Figure record listings
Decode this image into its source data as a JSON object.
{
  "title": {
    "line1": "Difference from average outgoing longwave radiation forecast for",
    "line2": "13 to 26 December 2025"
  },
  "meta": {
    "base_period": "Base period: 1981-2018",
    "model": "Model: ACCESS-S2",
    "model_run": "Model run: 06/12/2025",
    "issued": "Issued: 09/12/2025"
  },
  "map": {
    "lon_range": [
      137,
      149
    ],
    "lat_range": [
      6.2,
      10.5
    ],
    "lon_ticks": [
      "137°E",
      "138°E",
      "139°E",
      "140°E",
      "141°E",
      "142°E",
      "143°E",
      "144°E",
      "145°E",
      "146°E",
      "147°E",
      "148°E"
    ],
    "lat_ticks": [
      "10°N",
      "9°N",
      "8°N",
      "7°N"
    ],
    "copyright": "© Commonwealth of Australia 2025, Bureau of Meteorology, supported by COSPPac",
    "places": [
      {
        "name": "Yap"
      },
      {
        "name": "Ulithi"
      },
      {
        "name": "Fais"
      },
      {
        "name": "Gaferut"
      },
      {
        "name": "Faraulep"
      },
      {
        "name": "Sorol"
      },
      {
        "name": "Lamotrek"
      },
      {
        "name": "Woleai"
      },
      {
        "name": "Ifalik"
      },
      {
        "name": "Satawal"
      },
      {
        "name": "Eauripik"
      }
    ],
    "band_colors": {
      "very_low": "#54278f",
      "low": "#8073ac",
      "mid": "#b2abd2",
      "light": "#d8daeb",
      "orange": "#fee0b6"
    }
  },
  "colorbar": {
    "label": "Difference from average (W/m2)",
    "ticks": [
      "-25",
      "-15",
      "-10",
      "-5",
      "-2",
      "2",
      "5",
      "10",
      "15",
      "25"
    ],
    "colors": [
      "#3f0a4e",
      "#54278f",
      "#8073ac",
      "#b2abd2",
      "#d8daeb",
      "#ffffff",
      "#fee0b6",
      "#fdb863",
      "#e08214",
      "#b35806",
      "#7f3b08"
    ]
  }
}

## Work to do
Your task is to list each line of the records with the word "Model".

## Output for this task
    "model": "Model: ACCESS-S2",
    "model_run": "Model run: 06/12/2025",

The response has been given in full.